■ **What needs to be done**
Output all the data exactly. Pictures do not belong in the copy.

[Collected data entries]

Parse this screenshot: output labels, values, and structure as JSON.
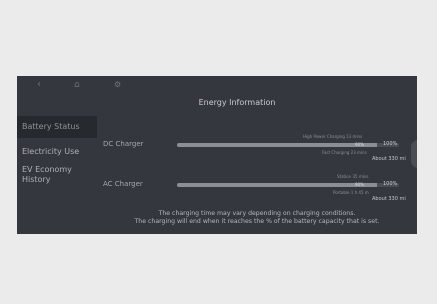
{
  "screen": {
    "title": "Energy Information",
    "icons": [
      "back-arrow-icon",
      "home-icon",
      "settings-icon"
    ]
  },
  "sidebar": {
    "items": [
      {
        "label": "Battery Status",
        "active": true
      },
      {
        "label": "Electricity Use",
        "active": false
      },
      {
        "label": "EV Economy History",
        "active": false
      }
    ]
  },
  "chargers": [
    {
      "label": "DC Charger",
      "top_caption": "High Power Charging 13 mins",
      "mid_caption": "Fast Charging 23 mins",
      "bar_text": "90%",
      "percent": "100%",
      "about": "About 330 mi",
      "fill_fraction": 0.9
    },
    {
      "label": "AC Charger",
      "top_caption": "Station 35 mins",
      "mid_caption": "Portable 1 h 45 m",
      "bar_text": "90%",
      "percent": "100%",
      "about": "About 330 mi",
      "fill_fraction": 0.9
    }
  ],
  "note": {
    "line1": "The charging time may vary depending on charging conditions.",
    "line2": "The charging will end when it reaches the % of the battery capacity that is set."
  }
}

■ **Response for this exercise**
Parse this screenshot: output labels, values, and structure as JSON.
{
  "screen": {
    "title": "Energy Information",
    "icons": [
      "back-arrow-icon",
      "home-icon",
      "settings-icon"
    ]
  },
  "sidebar": {
    "items": [
      {
        "label": "Battery Status",
        "active": true
      },
      {
        "label": "Electricity Use",
        "active": false
      },
      {
        "label": "EV Economy History",
        "active": false
      }
    ]
  },
  "chargers": [
    {
      "label": "DC Charger",
      "top_caption": "High Power Charging 13 mins",
      "mid_caption": "Fast Charging 23 mins",
      "bar_text": "90%",
      "percent": "100%",
      "about": "About 330 mi",
      "fill_fraction": 0.9
    },
    {
      "label": "AC Charger",
      "top_caption": "Station 35 mins",
      "mid_caption": "Portable 1 h 45 m",
      "bar_text": "90%",
      "percent": "100%",
      "about": "About 330 mi",
      "fill_fraction": 0.9
    }
  ],
  "note": {
    "line1": "The charging time may vary depending on charging conditions.",
    "line2": "The charging will end when it reaches the % of the battery capacity that is set."
  }
}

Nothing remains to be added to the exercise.